Aim | Identify the lines that contain the word "accountability", then copy them.

Input data |
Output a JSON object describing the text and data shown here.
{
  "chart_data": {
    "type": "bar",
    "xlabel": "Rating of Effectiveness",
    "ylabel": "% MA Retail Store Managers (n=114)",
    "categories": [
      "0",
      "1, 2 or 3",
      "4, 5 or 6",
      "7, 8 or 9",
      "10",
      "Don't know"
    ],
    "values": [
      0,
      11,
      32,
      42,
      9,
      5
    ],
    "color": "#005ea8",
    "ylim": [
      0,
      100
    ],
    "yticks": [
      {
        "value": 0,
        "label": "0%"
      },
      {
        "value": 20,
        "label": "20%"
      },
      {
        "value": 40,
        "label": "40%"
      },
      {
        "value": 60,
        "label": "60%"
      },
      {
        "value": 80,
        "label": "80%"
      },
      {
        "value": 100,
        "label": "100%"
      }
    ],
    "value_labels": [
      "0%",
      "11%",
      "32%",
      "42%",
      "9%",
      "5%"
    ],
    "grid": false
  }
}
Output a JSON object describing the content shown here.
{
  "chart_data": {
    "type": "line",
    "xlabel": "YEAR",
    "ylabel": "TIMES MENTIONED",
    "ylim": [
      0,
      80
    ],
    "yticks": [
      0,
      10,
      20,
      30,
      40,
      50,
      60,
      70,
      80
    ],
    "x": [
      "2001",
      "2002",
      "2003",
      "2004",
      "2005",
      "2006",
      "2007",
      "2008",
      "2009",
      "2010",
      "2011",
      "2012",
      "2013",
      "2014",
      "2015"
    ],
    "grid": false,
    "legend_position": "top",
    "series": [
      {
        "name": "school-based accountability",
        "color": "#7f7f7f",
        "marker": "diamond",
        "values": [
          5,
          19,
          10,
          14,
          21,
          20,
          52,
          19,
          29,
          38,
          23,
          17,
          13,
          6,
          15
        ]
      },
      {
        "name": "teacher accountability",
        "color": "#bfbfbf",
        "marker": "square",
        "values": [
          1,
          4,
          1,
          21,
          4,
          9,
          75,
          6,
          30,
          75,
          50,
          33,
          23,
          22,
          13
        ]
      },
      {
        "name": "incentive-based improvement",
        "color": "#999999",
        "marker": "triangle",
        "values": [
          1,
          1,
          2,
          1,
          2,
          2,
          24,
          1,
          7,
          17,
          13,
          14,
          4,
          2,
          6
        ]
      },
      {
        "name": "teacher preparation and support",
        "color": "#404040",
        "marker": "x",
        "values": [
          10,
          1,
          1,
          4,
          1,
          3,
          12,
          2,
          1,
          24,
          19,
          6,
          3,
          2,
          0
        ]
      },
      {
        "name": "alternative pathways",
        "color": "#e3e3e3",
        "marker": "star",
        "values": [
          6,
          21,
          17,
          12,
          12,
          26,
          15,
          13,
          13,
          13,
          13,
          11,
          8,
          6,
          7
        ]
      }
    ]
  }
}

Exercise solution |
        "name": "school-based accountability",
        "name": "teacher accountability",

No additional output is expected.